━━━ EXCERPTED DATA
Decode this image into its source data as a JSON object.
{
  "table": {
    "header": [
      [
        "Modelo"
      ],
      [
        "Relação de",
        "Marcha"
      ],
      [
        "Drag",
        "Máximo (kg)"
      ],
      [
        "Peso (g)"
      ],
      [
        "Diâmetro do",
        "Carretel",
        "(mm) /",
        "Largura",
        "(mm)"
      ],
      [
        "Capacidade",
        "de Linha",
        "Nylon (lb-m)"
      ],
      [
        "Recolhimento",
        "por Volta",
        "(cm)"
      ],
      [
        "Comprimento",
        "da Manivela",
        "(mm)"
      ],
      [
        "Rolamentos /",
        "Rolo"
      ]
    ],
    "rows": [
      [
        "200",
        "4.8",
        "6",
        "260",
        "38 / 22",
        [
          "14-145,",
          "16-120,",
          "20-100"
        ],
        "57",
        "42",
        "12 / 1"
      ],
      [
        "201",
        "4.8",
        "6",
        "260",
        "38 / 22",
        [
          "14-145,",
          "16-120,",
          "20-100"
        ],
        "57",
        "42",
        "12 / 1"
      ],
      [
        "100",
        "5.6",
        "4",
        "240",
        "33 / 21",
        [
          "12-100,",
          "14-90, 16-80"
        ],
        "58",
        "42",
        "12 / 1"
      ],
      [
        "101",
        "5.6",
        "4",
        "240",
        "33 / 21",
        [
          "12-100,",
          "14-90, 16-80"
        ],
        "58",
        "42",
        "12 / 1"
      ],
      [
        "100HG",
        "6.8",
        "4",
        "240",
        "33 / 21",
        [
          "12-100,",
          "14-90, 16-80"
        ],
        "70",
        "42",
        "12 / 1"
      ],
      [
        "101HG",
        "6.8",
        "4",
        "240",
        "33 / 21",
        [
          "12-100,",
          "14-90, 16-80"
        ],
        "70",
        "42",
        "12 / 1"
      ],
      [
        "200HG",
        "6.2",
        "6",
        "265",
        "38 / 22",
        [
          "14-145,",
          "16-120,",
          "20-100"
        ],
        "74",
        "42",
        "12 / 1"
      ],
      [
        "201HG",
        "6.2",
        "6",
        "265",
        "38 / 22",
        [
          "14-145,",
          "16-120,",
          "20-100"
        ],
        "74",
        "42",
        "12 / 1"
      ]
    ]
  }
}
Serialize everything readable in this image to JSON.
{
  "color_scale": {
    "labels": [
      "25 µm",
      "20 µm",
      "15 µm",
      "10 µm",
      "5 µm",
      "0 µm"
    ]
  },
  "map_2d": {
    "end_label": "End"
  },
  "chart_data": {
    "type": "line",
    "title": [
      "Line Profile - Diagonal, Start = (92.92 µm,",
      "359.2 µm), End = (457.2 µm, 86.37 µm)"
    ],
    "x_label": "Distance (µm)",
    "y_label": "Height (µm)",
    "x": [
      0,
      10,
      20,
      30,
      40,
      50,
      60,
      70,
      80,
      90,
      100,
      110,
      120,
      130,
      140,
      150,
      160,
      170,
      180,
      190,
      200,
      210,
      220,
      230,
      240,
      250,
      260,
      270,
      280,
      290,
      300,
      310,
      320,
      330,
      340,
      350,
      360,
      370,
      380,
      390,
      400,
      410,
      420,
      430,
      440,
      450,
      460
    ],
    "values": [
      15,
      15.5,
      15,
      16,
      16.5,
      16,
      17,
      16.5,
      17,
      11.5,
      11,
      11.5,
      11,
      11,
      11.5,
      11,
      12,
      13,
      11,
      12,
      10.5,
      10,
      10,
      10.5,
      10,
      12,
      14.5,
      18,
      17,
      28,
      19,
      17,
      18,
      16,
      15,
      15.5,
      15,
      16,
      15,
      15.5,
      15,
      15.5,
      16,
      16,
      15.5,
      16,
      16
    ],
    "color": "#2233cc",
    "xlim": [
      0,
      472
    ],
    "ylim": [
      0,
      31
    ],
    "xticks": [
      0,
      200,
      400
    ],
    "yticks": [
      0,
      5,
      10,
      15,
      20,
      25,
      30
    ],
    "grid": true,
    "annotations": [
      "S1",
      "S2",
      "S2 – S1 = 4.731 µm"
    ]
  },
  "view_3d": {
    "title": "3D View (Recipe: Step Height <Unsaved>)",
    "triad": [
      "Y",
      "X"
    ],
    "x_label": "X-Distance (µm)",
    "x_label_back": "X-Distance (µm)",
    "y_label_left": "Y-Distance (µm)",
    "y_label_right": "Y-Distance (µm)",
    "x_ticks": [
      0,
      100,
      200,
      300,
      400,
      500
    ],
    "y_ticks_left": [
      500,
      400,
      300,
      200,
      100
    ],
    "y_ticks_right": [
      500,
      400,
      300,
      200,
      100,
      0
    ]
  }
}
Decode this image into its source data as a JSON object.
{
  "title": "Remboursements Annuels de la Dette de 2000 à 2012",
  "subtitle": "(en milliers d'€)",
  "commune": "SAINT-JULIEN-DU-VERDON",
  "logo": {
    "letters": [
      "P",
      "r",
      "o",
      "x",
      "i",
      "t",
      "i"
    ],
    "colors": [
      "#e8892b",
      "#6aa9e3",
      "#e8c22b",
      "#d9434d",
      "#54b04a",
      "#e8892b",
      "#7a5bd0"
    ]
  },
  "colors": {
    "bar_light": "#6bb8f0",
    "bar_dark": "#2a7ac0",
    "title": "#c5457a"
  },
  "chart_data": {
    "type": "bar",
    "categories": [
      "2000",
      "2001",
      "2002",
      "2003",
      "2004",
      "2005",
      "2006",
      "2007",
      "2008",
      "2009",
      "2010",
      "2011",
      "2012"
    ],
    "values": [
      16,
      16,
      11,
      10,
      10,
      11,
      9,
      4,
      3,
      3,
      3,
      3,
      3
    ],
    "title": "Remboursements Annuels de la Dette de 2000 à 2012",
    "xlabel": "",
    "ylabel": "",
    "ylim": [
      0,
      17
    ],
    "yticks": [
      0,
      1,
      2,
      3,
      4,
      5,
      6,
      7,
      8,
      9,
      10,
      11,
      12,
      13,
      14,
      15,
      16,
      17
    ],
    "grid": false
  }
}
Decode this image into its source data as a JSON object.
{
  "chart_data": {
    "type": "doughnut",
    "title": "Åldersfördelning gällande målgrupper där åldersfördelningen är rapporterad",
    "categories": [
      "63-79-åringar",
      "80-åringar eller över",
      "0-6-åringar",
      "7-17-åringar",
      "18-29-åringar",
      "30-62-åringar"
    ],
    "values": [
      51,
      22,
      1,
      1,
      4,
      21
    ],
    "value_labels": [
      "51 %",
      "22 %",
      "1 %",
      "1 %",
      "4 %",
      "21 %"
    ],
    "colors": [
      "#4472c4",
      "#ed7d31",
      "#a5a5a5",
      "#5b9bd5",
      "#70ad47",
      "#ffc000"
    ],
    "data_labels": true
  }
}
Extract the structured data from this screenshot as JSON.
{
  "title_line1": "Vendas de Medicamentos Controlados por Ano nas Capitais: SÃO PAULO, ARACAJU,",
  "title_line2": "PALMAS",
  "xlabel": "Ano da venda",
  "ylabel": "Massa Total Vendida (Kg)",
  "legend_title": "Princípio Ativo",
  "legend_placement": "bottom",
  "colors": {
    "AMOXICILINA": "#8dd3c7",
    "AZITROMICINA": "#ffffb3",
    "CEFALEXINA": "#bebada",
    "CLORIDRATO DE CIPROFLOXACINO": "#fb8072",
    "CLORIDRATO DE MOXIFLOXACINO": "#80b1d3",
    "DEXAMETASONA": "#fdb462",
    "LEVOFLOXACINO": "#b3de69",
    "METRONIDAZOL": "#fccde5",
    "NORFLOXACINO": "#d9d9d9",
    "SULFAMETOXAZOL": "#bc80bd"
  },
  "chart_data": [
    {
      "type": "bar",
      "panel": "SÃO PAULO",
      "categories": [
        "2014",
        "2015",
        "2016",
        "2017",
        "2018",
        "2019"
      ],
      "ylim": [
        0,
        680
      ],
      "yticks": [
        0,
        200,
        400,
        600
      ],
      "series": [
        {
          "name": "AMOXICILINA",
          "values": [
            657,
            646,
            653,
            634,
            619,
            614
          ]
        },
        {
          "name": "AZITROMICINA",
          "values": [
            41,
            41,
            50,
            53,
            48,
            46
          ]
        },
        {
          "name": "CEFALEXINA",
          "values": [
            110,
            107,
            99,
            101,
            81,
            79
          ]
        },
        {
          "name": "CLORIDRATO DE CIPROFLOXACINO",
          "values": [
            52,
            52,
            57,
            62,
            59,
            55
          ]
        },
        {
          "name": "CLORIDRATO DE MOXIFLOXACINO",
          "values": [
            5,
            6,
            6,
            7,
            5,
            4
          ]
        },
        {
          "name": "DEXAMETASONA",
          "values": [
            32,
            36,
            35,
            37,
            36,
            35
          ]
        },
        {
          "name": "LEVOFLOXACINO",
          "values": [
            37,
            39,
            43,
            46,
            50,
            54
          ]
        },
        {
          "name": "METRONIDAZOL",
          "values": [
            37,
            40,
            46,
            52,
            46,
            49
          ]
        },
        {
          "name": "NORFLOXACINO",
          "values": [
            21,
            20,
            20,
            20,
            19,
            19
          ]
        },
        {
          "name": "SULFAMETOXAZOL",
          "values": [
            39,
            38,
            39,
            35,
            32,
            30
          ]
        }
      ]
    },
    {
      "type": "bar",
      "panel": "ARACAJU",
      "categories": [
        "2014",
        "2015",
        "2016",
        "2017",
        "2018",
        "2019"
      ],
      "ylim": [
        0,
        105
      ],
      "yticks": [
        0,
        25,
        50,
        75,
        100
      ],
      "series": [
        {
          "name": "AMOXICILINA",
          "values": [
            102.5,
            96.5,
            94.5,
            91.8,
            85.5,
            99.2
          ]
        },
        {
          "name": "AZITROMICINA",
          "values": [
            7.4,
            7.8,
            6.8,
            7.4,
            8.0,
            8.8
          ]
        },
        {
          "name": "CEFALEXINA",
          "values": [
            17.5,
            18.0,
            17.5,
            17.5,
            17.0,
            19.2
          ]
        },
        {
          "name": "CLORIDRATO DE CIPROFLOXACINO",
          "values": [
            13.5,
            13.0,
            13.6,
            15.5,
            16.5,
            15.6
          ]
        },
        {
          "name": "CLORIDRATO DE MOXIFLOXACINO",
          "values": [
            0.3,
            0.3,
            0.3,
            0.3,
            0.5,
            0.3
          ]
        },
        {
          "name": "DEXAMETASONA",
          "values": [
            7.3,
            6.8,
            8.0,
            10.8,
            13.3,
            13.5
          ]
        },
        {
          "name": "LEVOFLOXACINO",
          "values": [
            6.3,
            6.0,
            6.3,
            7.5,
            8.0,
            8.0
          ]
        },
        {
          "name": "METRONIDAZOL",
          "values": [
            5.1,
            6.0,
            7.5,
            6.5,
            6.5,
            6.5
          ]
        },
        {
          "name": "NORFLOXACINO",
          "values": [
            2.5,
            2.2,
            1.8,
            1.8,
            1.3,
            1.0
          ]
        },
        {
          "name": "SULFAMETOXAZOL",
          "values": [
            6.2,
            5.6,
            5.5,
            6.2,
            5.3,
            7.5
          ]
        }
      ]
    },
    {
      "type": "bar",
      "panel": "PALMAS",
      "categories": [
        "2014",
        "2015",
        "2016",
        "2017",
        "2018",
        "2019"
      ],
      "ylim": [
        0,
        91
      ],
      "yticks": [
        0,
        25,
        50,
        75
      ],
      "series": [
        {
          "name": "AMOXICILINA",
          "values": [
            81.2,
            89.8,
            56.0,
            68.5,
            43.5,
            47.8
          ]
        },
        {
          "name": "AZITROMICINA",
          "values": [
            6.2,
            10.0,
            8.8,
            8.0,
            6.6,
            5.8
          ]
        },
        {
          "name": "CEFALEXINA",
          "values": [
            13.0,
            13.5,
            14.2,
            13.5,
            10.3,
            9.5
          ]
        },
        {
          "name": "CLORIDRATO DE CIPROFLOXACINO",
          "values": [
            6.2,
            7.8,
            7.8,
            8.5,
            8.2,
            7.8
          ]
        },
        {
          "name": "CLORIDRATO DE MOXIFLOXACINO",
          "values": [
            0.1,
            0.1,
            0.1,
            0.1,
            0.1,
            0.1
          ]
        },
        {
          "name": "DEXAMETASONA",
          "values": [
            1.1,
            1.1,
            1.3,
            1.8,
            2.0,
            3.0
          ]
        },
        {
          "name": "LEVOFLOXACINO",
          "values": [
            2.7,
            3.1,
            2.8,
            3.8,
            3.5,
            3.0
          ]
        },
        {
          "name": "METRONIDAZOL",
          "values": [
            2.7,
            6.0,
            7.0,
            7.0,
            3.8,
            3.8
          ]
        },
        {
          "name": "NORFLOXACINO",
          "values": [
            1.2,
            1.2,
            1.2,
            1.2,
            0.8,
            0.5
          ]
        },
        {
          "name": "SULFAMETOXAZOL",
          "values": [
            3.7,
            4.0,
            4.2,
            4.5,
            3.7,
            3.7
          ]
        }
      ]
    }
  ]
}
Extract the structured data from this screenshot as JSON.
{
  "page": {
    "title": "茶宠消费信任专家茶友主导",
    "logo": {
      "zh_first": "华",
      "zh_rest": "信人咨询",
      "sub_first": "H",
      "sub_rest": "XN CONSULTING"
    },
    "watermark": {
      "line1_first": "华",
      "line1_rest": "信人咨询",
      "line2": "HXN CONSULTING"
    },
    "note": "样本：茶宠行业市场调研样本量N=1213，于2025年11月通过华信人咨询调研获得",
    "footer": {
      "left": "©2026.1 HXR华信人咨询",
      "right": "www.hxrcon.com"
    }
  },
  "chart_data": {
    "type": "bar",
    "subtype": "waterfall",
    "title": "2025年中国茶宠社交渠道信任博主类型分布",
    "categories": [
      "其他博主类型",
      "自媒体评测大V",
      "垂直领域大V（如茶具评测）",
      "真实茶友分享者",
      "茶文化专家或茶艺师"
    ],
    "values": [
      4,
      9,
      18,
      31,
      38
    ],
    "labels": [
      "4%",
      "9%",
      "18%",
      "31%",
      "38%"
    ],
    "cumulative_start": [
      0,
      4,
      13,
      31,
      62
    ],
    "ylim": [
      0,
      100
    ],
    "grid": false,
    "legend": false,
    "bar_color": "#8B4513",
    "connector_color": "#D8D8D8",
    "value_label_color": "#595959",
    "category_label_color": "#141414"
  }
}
━━━━━━
Of the lines above, how many contain the word "ARACAJU"? Provide the number and nothing else.

2